(What you have to do):
Repeat exactly each line of the data provided below.

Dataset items
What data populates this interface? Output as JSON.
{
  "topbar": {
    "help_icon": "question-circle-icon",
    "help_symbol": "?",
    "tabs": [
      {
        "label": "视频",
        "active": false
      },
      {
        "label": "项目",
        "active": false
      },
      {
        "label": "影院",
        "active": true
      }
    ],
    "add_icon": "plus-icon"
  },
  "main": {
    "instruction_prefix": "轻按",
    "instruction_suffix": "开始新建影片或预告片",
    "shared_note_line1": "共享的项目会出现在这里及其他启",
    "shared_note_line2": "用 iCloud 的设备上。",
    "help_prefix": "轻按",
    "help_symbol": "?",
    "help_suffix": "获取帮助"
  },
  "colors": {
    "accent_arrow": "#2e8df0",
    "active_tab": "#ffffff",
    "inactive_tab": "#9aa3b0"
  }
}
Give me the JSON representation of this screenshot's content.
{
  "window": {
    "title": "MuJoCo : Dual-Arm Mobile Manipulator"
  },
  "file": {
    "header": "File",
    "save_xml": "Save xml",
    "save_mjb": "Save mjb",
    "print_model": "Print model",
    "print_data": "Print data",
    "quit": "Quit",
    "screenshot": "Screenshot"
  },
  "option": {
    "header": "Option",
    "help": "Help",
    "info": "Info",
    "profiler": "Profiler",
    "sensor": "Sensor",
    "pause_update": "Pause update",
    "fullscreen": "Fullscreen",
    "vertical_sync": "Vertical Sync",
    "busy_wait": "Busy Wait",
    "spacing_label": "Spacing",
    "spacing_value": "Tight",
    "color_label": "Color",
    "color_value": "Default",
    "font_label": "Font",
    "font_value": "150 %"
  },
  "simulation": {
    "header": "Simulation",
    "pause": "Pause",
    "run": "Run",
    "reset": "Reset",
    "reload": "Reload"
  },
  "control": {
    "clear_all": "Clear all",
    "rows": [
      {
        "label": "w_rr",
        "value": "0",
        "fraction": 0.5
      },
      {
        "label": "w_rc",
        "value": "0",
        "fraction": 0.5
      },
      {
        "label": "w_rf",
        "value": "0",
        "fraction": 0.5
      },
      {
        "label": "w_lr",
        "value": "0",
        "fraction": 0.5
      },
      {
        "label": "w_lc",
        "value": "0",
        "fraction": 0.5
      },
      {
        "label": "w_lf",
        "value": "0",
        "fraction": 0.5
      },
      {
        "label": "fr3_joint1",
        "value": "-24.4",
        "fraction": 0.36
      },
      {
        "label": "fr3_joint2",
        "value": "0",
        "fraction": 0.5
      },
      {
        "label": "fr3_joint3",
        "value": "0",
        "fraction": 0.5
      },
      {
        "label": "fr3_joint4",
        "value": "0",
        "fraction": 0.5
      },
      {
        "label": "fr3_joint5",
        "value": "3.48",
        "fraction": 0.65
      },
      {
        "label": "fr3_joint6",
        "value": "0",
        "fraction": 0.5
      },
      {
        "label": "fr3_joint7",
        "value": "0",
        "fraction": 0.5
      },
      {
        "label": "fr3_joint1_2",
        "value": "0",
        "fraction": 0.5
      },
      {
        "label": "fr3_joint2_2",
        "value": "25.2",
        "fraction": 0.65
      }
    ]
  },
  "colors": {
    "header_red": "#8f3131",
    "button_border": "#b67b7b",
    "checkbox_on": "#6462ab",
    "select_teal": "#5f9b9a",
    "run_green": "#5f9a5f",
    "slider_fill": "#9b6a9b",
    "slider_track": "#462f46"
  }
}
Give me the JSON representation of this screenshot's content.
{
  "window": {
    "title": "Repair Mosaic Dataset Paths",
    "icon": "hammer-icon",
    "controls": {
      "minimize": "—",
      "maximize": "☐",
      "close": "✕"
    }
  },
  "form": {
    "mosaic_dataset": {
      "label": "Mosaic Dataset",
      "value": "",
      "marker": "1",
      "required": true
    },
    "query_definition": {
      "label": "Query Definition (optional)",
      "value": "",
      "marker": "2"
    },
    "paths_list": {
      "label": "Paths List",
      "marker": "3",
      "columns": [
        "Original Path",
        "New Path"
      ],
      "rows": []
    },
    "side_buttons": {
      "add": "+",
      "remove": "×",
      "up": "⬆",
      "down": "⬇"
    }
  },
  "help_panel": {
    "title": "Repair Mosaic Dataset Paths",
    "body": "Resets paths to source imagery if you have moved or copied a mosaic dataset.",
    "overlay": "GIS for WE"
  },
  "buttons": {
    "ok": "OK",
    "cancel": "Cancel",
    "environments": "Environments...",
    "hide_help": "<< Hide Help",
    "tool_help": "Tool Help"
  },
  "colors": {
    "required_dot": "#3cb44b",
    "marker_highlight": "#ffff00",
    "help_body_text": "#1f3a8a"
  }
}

(Result of this exercise):
What data populates this interface? Output as JSON.
{
  "topbar": {
    "help_icon": "question-circle-icon",
    "help_symbol": "?",
    "tabs": [
      {
        "label": "视频",
        "active": false
      },
      {
        "label": "项目",
        "active": false
      },
      {
        "label": "影院",
        "active": true
      }
    ],
    "add_icon": "plus-icon"
  },
  "main": {
    "instruction_prefix": "轻按",
    "instruction_suffix": "开始新建影片或预告片",
    "shared_note_line1": "共享的项目会出现在这里及其他启",
    "shared_note_line2": "用 iCloud 的设备上。",
    "help_prefix": "轻按",
    "help_symbol": "?",
    "help_suffix": "获取帮助"
  },
  "colors": {
    "accent_arrow": "#2e8df0",
    "active_tab": "#ffffff",
    "inactive_tab": "#9aa3b0"
  }
}
Give me the JSON representation of this screenshot's content.
{
  "window": {
    "title": "MuJoCo : Dual-Arm Mobile Manipulator"
  },
  "file": {
    "header": "File",
    "save_xml": "Save xml",
    "save_mjb": "Save mjb",
    "print_model": "Print model",
    "print_data": "Print data",
    "quit": "Quit",
    "screenshot": "Screenshot"
  },
  "option": {
    "header": "Option",
    "help": "Help",
    "info": "Info",
    "profiler": "Profiler",
    "sensor": "Sensor",
    "pause_update": "Pause update",
    "fullscreen": "Fullscreen",
    "vertical_sync": "Vertical Sync",
    "busy_wait": "Busy Wait",
    "spacing_label": "Spacing",
    "spacing_value": "Tight",
    "color_label": "Color",
    "color_value": "Default",
    "font_label": "Font",
    "font_value": "150 %"
  },
  "simulation": {
    "header": "Simulation",
    "pause": "Pause",
    "run": "Run",
    "reset": "Reset",
    "reload": "Reload"
  },
  "control": {
    "clear_all": "Clear all",
    "rows": [
      {
        "label": "w_rr",
        "value": "0",
        "fraction": 0.5
      },
      {
        "label": "w_rc",
        "value": "0",
        "fraction": 0.5
      },
      {
        "label": "w_rf",
        "value": "0",
        "fraction": 0.5
      },
      {
        "label": "w_lr",
        "value": "0",
        "fraction": 0.5
      },
      {
        "label": "w_lc",
        "value": "0",
        "fraction": 0.5
      },
      {
        "label": "w_lf",
        "value": "0",
        "fraction": 0.5
      },
      {
        "label": "fr3_joint1",
        "value": "-24.4",
        "fraction": 0.36
      },
      {
        "label": "fr3_joint2",
        "value": "0",
        "fraction": 0.5
      },
      {
        "label": "fr3_joint3",
        "value": "0",
        "fraction": 0.5
      },
      {
        "label": "fr3_joint4",
        "value": "0",
        "fraction": 0.5
      },
      {
        "label": "fr3_joint5",
        "value": "3.48",
        "fraction": 0.65
      },
      {
        "label": "fr3_joint6",
        "value": "0",
        "fraction": 0.5
      },
      {
        "label": "fr3_joint7",
        "value": "0",
        "fraction": 0.5
      },
      {
        "label": "fr3_joint1_2",
        "value": "0",
        "fraction": 0.5
      },
      {
        "label": "fr3_joint2_2",
        "value": "25.2",
        "fraction": 0.65
      }
    ]
  },
  "colors": {
    "header_red": "#8f3131",
    "button_border": "#b67b7b",
    "checkbox_on": "#6462ab",
    "select_teal": "#5f9b9a",
    "run_green": "#5f9a5f",
    "slider_fill": "#9b6a9b",
    "slider_track": "#462f46"
  }
}
Give me the JSON representation of this screenshot's content.
{
  "window": {
    "title": "Repair Mosaic Dataset Paths",
    "icon": "hammer-icon",
    "controls": {
      "minimize": "—",
      "maximize": "☐",
      "close": "✕"
    }
  },
  "form": {
    "mosaic_dataset": {
      "label": "Mosaic Dataset",
      "value": "",
      "marker": "1",
      "required": true
    },
    "query_definition": {
      "label": "Query Definition (optional)",
      "value": "",
      "marker": "2"
    },
    "paths_list": {
      "label": "Paths List",
      "marker": "3",
      "columns": [
        "Original Path",
        "New Path"
      ],
      "rows": []
    },
    "side_buttons": {
      "add": "+",
      "remove": "×",
      "up": "⬆",
      "down": "⬇"
    }
  },
  "help_panel": {
    "title": "Repair Mosaic Dataset Paths",
    "body": "Resets paths to source imagery if you have moved or copied a mosaic dataset.",
    "overlay": "GIS for WE"
  },
  "buttons": {
    "ok": "OK",
    "cancel": "Cancel",
    "environments": "Environments...",
    "hide_help": "<< Hide Help",
    "tool_help": "Tool Help"
  },
  "colors": {
    "required_dot": "#3cb44b",
    "marker_highlight": "#ffff00",
    "help_body_text": "#1f3a8a"
  }
}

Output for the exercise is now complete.